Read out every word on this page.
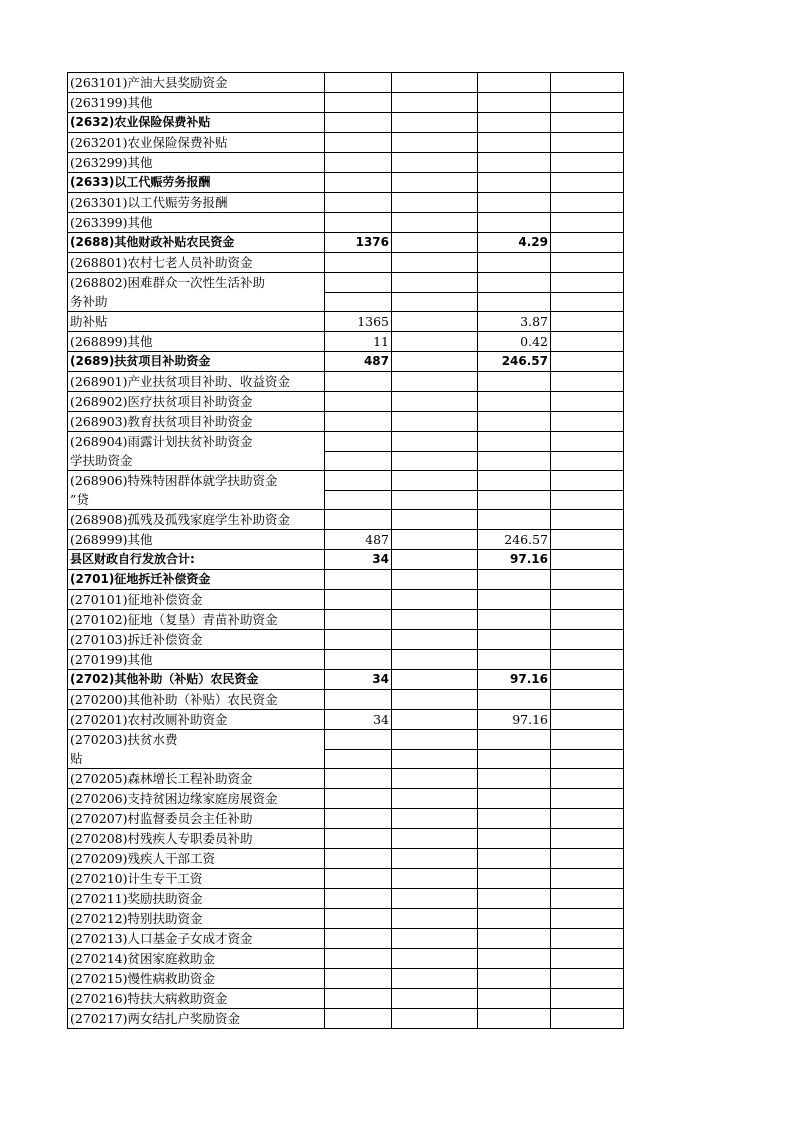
(263101)产油大县奖励资金				
(263199)其他				
(2632)农业保险保费补贴				
(263201)农业保险保费补贴				
(263299)其他				
(2633)以工代赈劳务报酬				
(263301)以工代赈劳务报酬				
(263399)其他				
(2688)其他财政补贴农民资金	1376		4.29	
(268801)农村七老人员补助资金				
(268802)困难群众一次性生活补助				
务补助				
助补贴	1365		3.87	
(268899)其他	11		0.42	
(2689)扶贫项目补助资金	487		246.57	
(268901)产业扶贫项目补助、收益资金				
(268902)医疗扶贫项目补助资金				
(268903)教育扶贫项目补助资金				
(268904)雨露计划扶贫补助资金				
学扶助资金				
(268906)特殊特困群体就学扶助资金				
”贷				
(268908)孤残及孤残家庭学生补助资金				
(268999)其他	487		246.57	
县区财政自行发放合计:	34		97.16	
(2701)征地拆迁补偿资金				
(270101)征地补偿资金				
(270102)征地（复垦）青苗补助资金				
(270103)拆迁补偿资金				
(270199)其他				
(2702)其他补助（补贴）农民资金	34		97.16	
(270200)其他补助（补贴）农民资金				
(270201)农村改厕补助资金	34		97.16	
(270203)扶贫水费				
贴				
(270205)森林增长工程补助资金				
(270206)支持贫困边缘家庭房展资金				
(270207)村监督委员会主任补助				
(270208)村残疾人专职委员补助				
(270209)残疾人干部工资				
(270210)计生专干工资				
(270211)奖励扶助资金				
(270212)特别扶助资金				
(270213)人口基金子女成才资金				
(270214)贫困家庭救助金				
(270215)慢性病救助资金				
(270216)特扶大病救助资金				
(270217)两女结扎户奖励资金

= = = = =

## EXERCISE BRIEF
Read through the entries and copy each line in which "其他补助" appears.

## THE REPLY
(2702)其他补助（补贴）农民资金	34		97.16	
(270200)其他补助（补贴）农民资金				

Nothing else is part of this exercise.